> _Items_
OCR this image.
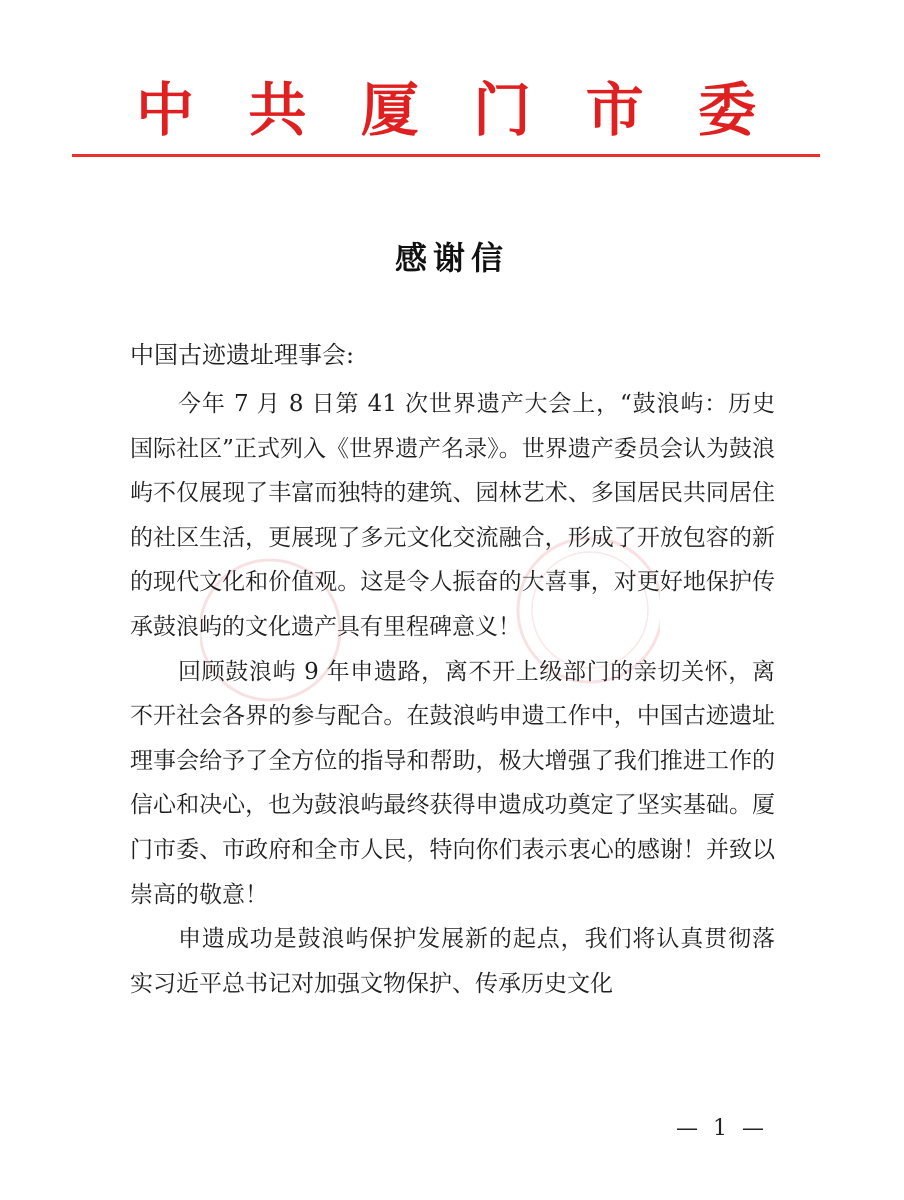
中 共 厦 门 市 委
感谢信
中国古迹遗址理事会:

今年 7 月 8 日第 41 次世界遗产大会上，“鼓浪屿：历史国际社区”正式列入《世界遗产名录》。世界遗产委员会认为鼓浪屿不仅展现了丰富而独特的建筑、园林艺术、多国居民共同居住的社区生活，更展现了多元文化交流融合，形成了开放包容的新的现代文化和价值观。这是令人振奋的大喜事，对更好地保护传承鼓浪屿的文化遗产具有里程碑意义！

回顾鼓浪屿 9 年申遗路，离不开上级部门的亲切关怀，离不开社会各界的参与配合。在鼓浪屿申遗工作中，中国古迹遗址理事会给予了全方位的指导和帮助，极大增强了我们推进工作的信心和决心，也为鼓浪屿最终获得申遗成功奠定了坚实基础。厦门市委、市政府和全市人民，特向你们表示衷心的感谢！并致以崇高的敬意！

申遗成功是鼓浪屿保护发展新的起点，我们将认真贯彻落实习近平总书记对加强文物保护、传承历史文化

— 1 —
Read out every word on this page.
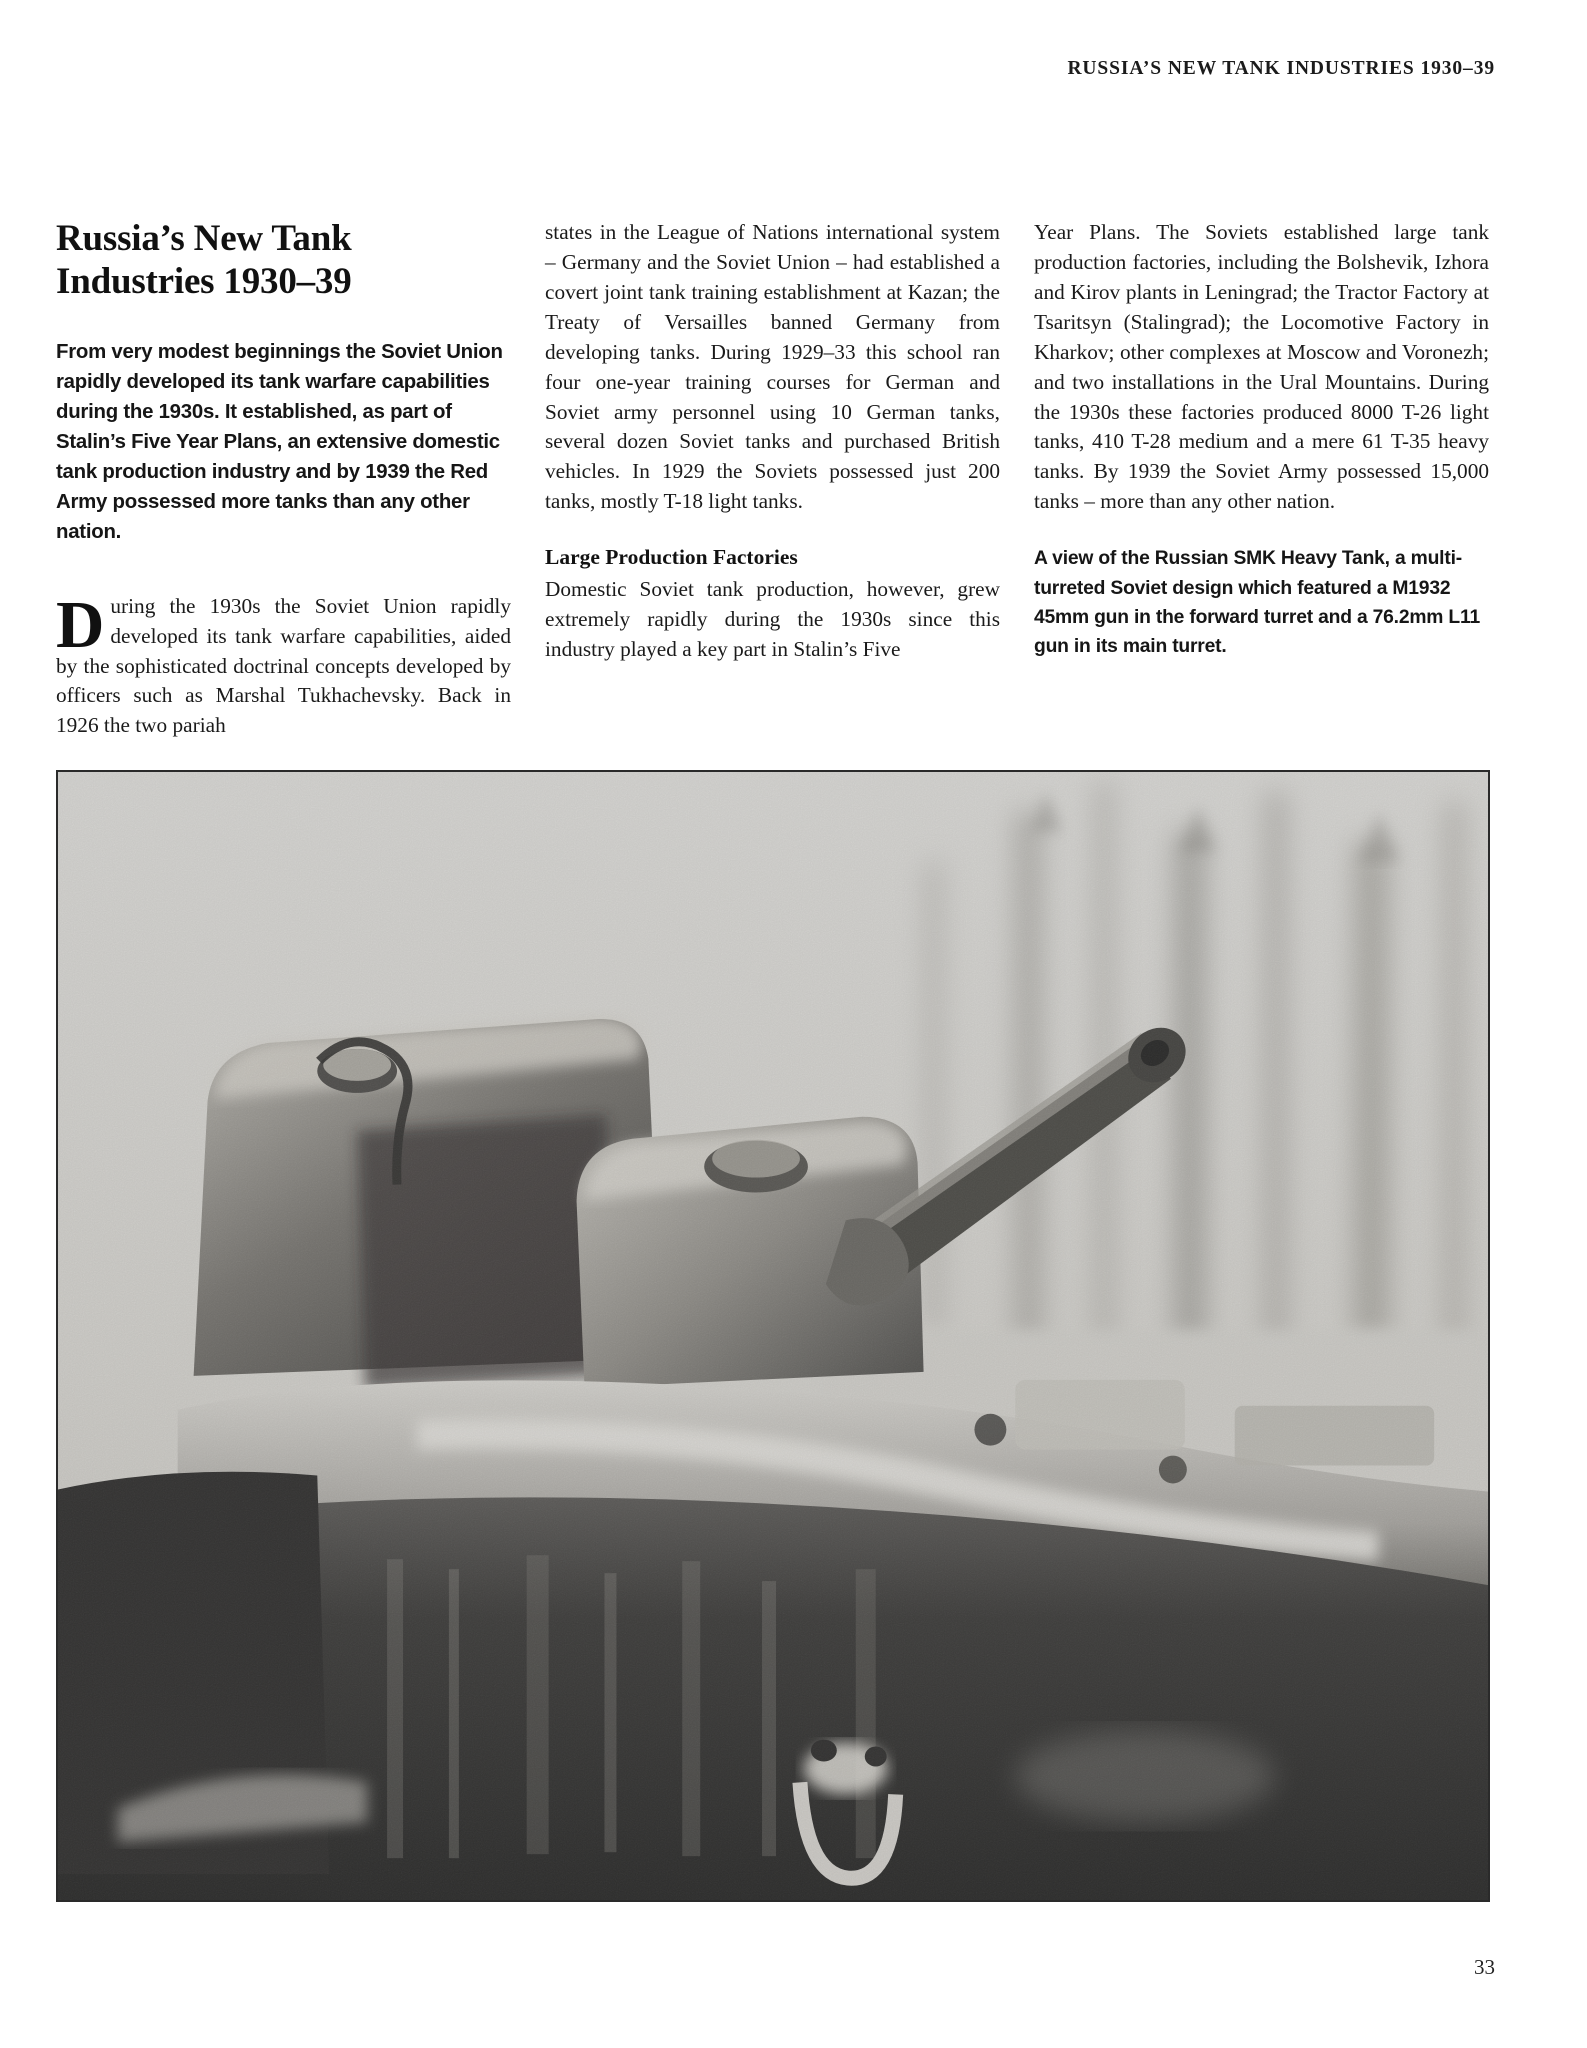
RUSSIA’S NEW TANK INDUSTRIES 1930–39
Russia’s New Tank Industries 1930–39

From very modest beginnings the Soviet Union rapidly developed its tank warfare capabilities during the 1930s. It established, as part of Stalin’s Five Year Plans, an extensive domestic tank production industry and by 1939 the Red Army possessed more tanks than any other nation.

During the 1930s the Soviet Union rapidly developed its tank warfare capabilities, aided by the sophisticated doctrinal concepts developed by officers such as Marshal Tukhachevsky. Back in 1926 the two pariah

states in the League of Nations international system – Germany and the Soviet Union – had established a covert joint tank training establishment at Kazan; the Treaty of Versailles banned Germany from developing tanks. During 1929–33 this school ran four one-year training courses for German and Soviet army personnel using 10 German tanks, several dozen Soviet tanks and purchased British vehicles. In 1929 the Soviets possessed just 200 tanks, mostly T-18 light tanks.

Large Production Factories

Domestic Soviet tank production, however, grew extremely rapidly during the 1930s since this industry played a key part in Stalin’s Five

Year Plans. The Soviets established large tank production factories, including the Bolshevik, Izhora and Kirov plants in Leningrad; the Tractor Factory at Tsaritsyn (Stalingrad); the Locomotive Factory in Kharkov; other complexes at Moscow and Voronezh; and two installations in the Ural Mountains. During the 1930s these factories produced 8000 T-26 light tanks, 410 T-28 medium and a mere 61 T-35 heavy tanks. By 1939 the Soviet Army possessed 15,000 tanks – more than any other nation.

A view of the Russian SMK Heavy Tank, a multi-turreted Soviet design which featured a M1932 45mm gun in the forward turret and a 76.2mm L11 gun in its main turret.

33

> _Instructions for the task_
Restate the full listing verbatim and drop every picture.

> _Solution below_
OCR this image.
中 共 厦 门 市 委
感谢信
中国古迹遗址理事会:

今年 7 月 8 日第 41 次世界遗产大会上，“鼓浪屿：历史国际社区”正式列入《世界遗产名录》。世界遗产委员会认为鼓浪屿不仅展现了丰富而独特的建筑、园林艺术、多国居民共同居住的社区生活，更展现了多元文化交流融合，形成了开放包容的新的现代文化和价值观。这是令人振奋的大喜事，对更好地保护传承鼓浪屿的文化遗产具有里程碑意义！

回顾鼓浪屿 9 年申遗路，离不开上级部门的亲切关怀，离不开社会各界的参与配合。在鼓浪屿申遗工作中，中国古迹遗址理事会给予了全方位的指导和帮助，极大增强了我们推进工作的信心和决心，也为鼓浪屿最终获得申遗成功奠定了坚实基础。厦门市委、市政府和全市人民，特向你们表示衷心的感谢！并致以崇高的敬意！

申遗成功是鼓浪屿保护发展新的起点，我们将认真贯彻落实习近平总书记对加强文物保护、传承历史文化

— 1 —
Read out every word on this page.
RUSSIA’S NEW TANK INDUSTRIES 1930–39
Russia’s New Tank Industries 1930–39

From very modest beginnings the Soviet Union rapidly developed its tank warfare capabilities during the 1930s. It established, as part of Stalin’s Five Year Plans, an extensive domestic tank production industry and by 1939 the Red Army possessed more tanks than any other nation.

During the 1930s the Soviet Union rapidly developed its tank warfare capabilities, aided by the sophisticated doctrinal concepts developed by officers such as Marshal Tukhachevsky. Back in 1926 the two pariah

states in the League of Nations international system – Germany and the Soviet Union – had established a covert joint tank training establishment at Kazan; the Treaty of Versailles banned Germany from developing tanks. During 1929–33 this school ran four one-year training courses for German and Soviet army personnel using 10 German tanks, several dozen Soviet tanks and purchased British vehicles. In 1929 the Soviets possessed just 200 tanks, mostly T-18 light tanks.

Large Production Factories

Domestic Soviet tank production, however, grew extremely rapidly during the 1930s since this industry played a key part in Stalin’s Five

Year Plans. The Soviets established large tank production factories, including the Bolshevik, Izhora and Kirov plants in Leningrad; the Tractor Factory at Tsaritsyn (Stalingrad); the Locomotive Factory in Kharkov; other complexes at Moscow and Voronezh; and two installations in the Ural Mountains. During the 1930s these factories produced 8000 T-26 light tanks, 410 T-28 medium and a mere 61 T-35 heavy tanks. By 1939 the Soviet Army possessed 15,000 tanks – more than any other nation.

A view of the Russian SMK Heavy Tank, a multi-turreted Soviet design which featured a M1932 45mm gun in the forward turret and a 76.2mm L11 gun in its main turret.

33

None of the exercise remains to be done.